#### [What is needed]
Skip every image and restate the data word for word.

#### [Dataset content]
★ ★ ★ ★
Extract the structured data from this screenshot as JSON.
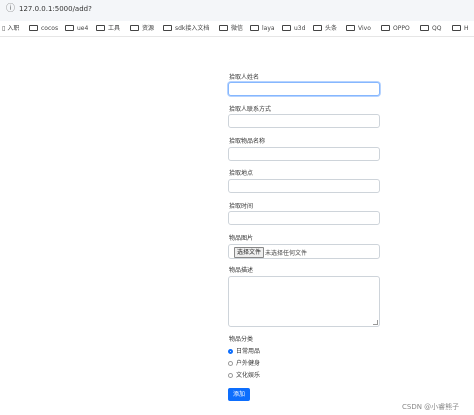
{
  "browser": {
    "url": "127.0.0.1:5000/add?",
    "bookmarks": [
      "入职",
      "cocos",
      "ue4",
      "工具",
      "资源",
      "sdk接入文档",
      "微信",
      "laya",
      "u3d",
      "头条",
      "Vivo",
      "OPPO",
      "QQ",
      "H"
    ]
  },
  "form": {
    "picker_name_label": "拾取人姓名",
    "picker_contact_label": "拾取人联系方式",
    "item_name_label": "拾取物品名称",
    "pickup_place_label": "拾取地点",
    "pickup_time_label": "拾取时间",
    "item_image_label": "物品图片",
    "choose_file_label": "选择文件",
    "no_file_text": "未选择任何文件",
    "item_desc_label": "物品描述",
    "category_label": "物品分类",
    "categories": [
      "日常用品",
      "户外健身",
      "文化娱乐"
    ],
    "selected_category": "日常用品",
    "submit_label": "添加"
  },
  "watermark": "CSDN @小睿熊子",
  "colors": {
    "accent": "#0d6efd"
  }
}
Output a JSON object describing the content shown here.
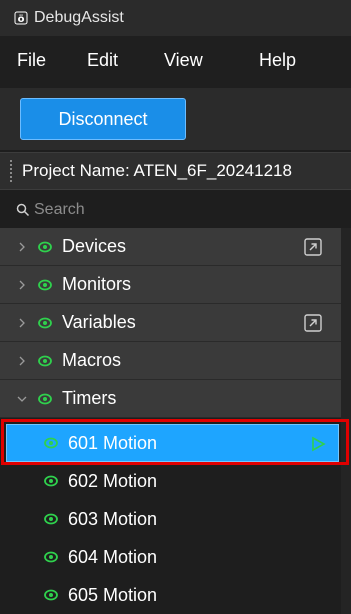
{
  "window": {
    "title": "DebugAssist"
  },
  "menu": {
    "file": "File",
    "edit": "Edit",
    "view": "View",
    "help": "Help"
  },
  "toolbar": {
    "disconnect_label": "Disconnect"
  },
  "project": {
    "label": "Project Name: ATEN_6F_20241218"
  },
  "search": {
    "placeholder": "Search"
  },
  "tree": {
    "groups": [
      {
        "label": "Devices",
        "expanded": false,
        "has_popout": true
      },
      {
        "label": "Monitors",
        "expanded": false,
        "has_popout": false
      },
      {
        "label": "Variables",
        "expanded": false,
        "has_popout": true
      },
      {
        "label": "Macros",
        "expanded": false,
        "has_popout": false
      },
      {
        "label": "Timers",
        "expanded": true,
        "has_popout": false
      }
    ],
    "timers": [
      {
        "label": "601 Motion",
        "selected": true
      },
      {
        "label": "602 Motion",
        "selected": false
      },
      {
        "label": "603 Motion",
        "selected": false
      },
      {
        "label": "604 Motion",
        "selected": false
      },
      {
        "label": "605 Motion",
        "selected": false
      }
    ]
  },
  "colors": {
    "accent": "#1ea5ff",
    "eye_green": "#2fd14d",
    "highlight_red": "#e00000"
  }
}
★ ★ ★ ★
#### [Output of the task]
Extract the structured data from this screenshot as JSON.
{
  "browser": {
    "url": "127.0.0.1:5000/add?",
    "bookmarks": [
      "入职",
      "cocos",
      "ue4",
      "工具",
      "资源",
      "sdk接入文档",
      "微信",
      "laya",
      "u3d",
      "头条",
      "Vivo",
      "OPPO",
      "QQ",
      "H"
    ]
  },
  "form": {
    "picker_name_label": "拾取人姓名",
    "picker_contact_label": "拾取人联系方式",
    "item_name_label": "拾取物品名称",
    "pickup_place_label": "拾取地点",
    "pickup_time_label": "拾取时间",
    "item_image_label": "物品图片",
    "choose_file_label": "选择文件",
    "no_file_text": "未选择任何文件",
    "item_desc_label": "物品描述",
    "category_label": "物品分类",
    "categories": [
      "日常用品",
      "户外健身",
      "文化娱乐"
    ],
    "selected_category": "日常用品",
    "submit_label": "添加"
  },
  "watermark": "CSDN @小睿熊子",
  "colors": {
    "accent": "#0d6efd"
  }
}
Output a JSON object describing the content shown here.
{
  "window": {
    "title": "DebugAssist"
  },
  "menu": {
    "file": "File",
    "edit": "Edit",
    "view": "View",
    "help": "Help"
  },
  "toolbar": {
    "disconnect_label": "Disconnect"
  },
  "project": {
    "label": "Project Name: ATEN_6F_20241218"
  },
  "search": {
    "placeholder": "Search"
  },
  "tree": {
    "groups": [
      {
        "label": "Devices",
        "expanded": false,
        "has_popout": true
      },
      {
        "label": "Monitors",
        "expanded": false,
        "has_popout": false
      },
      {
        "label": "Variables",
        "expanded": false,
        "has_popout": true
      },
      {
        "label": "Macros",
        "expanded": false,
        "has_popout": false
      },
      {
        "label": "Timers",
        "expanded": true,
        "has_popout": false
      }
    ],
    "timers": [
      {
        "label": "601 Motion",
        "selected": true
      },
      {
        "label": "602 Motion",
        "selected": false
      },
      {
        "label": "603 Motion",
        "selected": false
      },
      {
        "label": "604 Motion",
        "selected": false
      },
      {
        "label": "605 Motion",
        "selected": false
      }
    ]
  },
  "colors": {
    "accent": "#1ea5ff",
    "eye_green": "#2fd14d",
    "highlight_red": "#e00000"
  }
}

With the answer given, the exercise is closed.